BEGIN
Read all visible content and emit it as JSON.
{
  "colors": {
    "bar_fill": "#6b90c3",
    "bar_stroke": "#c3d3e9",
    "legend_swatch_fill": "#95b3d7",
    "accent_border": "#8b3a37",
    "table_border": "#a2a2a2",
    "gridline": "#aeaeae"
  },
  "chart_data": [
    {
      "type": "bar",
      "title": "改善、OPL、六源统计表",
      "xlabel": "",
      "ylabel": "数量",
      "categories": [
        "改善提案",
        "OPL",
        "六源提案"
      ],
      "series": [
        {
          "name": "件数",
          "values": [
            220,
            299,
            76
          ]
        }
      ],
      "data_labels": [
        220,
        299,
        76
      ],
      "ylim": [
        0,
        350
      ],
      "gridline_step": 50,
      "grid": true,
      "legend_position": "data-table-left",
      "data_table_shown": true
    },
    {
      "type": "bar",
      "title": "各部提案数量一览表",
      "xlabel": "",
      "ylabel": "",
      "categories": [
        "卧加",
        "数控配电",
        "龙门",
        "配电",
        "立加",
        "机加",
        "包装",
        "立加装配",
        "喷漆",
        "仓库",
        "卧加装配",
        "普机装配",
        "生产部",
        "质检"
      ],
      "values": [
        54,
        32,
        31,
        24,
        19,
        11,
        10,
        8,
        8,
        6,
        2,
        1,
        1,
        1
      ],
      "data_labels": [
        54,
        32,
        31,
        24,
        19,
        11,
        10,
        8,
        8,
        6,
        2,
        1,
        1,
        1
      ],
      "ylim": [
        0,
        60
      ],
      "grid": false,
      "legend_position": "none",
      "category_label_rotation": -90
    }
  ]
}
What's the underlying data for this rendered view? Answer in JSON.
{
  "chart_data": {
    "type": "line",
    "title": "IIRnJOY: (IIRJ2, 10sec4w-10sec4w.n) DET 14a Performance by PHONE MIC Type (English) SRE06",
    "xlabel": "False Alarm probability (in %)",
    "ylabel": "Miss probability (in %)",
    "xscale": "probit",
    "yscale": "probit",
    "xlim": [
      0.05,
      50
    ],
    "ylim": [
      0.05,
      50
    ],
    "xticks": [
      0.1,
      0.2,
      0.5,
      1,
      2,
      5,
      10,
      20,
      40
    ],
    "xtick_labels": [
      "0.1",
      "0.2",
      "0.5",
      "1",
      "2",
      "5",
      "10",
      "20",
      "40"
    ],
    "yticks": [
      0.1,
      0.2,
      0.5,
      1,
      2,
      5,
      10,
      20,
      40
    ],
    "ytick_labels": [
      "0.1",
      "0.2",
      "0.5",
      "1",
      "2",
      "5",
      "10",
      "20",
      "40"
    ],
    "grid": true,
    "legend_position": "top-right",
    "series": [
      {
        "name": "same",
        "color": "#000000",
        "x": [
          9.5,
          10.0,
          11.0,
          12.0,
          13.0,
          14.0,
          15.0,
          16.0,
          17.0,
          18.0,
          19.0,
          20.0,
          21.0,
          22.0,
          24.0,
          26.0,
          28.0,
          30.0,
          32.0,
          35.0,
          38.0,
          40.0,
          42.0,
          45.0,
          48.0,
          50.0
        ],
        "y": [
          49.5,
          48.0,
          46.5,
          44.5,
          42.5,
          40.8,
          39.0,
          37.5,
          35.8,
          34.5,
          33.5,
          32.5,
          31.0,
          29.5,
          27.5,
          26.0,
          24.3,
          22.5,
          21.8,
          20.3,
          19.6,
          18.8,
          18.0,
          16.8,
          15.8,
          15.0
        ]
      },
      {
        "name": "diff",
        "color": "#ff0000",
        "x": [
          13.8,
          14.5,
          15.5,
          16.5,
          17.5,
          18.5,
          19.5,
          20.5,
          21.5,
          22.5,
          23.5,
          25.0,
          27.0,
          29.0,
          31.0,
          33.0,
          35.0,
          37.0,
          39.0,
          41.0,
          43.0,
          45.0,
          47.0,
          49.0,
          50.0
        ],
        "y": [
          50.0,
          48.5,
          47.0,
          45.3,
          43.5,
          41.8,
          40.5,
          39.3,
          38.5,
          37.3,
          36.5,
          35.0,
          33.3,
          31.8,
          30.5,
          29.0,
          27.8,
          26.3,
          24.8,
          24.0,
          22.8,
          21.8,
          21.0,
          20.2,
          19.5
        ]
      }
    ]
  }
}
END
BEGIN
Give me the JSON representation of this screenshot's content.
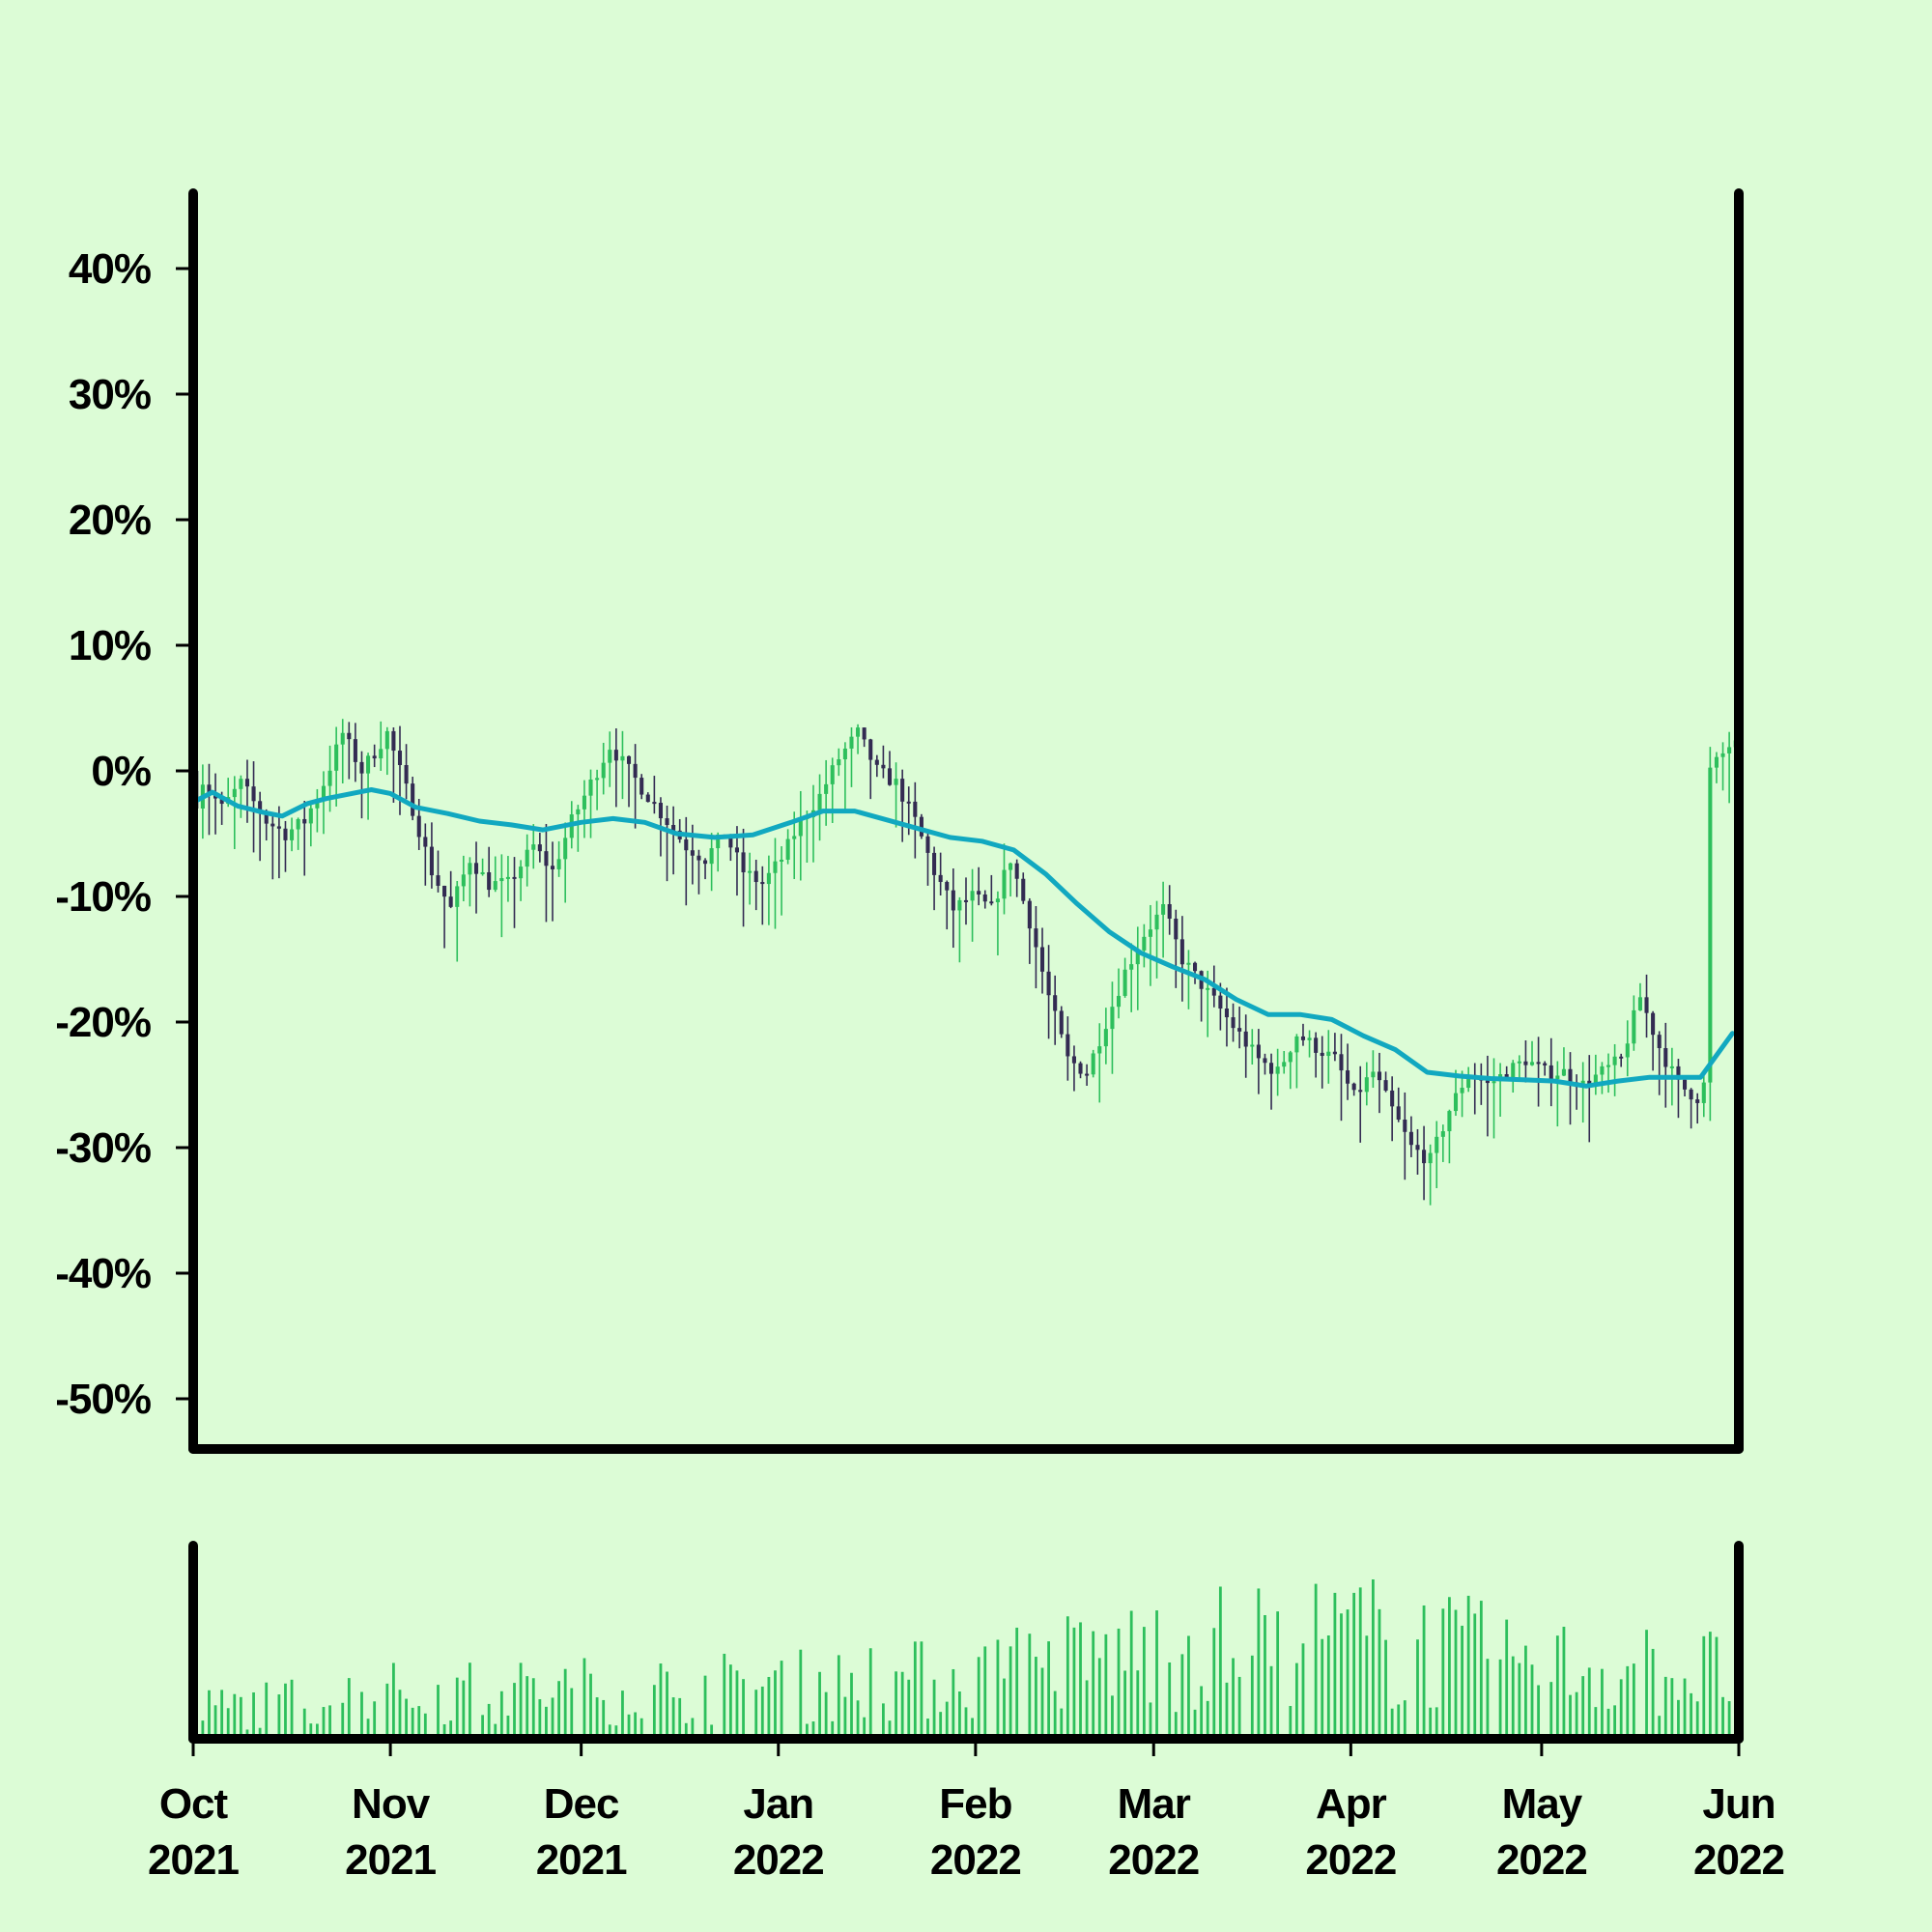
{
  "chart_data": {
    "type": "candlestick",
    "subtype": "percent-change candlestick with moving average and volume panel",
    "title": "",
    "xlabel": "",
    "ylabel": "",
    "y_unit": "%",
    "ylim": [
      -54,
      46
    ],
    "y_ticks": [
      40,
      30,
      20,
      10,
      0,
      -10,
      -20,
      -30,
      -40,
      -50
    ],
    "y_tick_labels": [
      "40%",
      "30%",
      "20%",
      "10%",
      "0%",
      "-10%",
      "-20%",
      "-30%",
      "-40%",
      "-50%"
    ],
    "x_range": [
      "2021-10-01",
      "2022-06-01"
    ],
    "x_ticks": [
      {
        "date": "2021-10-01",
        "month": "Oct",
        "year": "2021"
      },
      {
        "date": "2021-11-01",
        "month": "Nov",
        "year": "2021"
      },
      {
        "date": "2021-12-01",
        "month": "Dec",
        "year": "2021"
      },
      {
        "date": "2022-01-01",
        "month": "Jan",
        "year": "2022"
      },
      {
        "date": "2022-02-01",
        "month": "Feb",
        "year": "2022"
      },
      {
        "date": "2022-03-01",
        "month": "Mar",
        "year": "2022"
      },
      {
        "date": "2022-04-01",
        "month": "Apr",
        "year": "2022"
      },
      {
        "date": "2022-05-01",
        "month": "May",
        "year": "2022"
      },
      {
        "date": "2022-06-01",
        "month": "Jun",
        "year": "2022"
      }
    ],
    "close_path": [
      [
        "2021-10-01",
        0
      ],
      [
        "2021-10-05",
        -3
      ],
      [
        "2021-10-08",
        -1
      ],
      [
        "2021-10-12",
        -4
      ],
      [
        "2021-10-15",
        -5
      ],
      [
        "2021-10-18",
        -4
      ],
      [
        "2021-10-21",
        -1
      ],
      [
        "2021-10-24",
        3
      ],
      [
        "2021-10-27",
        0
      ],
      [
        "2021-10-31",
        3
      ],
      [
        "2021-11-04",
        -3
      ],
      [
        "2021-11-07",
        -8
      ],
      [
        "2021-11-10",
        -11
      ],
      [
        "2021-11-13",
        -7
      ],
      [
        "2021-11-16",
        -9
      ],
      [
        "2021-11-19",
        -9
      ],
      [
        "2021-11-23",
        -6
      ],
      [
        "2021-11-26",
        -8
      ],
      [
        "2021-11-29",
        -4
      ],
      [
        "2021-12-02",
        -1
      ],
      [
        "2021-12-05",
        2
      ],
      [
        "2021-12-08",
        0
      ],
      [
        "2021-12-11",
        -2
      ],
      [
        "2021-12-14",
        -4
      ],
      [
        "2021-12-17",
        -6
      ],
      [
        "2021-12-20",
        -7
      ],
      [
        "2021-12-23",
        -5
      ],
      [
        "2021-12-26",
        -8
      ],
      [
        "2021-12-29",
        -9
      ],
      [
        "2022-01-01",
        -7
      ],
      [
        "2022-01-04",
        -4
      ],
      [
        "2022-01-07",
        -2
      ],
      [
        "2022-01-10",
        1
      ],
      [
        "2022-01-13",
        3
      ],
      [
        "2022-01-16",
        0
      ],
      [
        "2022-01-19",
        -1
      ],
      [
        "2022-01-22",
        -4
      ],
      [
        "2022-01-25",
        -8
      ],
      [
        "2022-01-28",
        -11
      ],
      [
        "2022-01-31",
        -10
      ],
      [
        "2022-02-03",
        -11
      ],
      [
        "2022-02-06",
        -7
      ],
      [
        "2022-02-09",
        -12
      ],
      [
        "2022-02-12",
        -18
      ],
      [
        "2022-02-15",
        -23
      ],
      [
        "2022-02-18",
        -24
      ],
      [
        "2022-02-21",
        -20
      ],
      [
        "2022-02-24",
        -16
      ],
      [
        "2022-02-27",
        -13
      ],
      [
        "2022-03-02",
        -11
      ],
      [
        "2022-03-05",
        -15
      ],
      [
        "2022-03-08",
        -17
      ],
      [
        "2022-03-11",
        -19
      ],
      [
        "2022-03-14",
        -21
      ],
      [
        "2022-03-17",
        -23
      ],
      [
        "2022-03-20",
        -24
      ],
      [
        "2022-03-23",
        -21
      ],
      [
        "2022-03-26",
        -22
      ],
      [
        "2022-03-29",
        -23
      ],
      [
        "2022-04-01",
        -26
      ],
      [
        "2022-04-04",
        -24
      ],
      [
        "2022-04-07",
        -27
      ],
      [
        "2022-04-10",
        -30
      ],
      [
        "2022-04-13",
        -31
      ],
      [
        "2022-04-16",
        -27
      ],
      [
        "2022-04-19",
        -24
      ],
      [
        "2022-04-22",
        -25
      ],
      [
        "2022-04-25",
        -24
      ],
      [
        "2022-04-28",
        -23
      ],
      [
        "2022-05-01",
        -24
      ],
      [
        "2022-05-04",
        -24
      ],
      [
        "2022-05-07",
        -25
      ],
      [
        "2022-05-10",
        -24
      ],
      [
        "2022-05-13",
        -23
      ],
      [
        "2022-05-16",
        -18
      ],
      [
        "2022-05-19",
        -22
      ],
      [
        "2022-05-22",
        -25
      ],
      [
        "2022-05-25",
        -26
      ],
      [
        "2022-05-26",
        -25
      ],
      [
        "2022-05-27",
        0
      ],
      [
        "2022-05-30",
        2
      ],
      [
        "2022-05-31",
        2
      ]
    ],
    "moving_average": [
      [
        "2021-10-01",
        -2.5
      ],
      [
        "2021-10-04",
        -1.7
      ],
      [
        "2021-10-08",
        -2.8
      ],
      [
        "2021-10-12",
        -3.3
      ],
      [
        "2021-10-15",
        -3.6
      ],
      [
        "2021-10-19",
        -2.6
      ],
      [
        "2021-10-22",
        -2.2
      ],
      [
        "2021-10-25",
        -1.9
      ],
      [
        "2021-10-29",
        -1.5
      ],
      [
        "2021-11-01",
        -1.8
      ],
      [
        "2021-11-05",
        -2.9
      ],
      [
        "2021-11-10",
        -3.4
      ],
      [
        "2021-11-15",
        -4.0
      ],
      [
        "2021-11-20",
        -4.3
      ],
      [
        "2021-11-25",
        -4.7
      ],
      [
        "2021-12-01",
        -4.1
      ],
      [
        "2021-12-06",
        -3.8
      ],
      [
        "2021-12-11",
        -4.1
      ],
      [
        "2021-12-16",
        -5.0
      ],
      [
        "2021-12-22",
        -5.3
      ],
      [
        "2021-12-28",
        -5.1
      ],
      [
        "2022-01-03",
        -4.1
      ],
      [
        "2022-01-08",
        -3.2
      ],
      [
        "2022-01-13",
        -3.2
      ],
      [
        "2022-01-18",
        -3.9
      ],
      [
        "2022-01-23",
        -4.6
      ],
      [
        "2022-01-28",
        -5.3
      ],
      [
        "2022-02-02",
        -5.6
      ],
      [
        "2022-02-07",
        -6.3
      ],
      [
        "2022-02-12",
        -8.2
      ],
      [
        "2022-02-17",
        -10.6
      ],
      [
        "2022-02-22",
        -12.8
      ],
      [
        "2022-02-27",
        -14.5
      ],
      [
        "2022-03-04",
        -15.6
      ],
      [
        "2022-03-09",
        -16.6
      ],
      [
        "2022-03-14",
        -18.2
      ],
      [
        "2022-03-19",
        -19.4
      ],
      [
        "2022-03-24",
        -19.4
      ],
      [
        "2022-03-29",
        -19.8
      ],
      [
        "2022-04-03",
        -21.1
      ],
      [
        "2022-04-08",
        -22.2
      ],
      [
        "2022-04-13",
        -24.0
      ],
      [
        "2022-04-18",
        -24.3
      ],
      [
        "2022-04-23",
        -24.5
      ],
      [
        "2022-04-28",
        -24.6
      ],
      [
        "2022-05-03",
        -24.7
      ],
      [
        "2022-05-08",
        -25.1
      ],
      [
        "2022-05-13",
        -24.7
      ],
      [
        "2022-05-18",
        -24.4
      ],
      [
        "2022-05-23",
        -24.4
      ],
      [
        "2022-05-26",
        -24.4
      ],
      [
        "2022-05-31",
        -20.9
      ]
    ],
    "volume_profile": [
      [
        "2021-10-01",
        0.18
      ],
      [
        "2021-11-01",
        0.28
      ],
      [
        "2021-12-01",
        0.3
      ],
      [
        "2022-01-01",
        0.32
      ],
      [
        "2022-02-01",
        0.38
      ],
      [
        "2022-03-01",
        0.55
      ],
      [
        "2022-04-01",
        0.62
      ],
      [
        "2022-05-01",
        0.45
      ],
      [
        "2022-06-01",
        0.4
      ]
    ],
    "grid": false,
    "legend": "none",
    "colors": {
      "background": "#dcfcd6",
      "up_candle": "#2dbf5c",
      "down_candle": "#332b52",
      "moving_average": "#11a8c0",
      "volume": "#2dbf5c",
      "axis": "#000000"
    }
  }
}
END
# Aim of the exercise:
Locate the word "xlabel" in the data above. Copy every line carrying it.

# Correct answer:
      "xlabel": "",
      "xlabel": "",
    "xlabel": "False Alarm probability (in %)",
    "xlabel": "",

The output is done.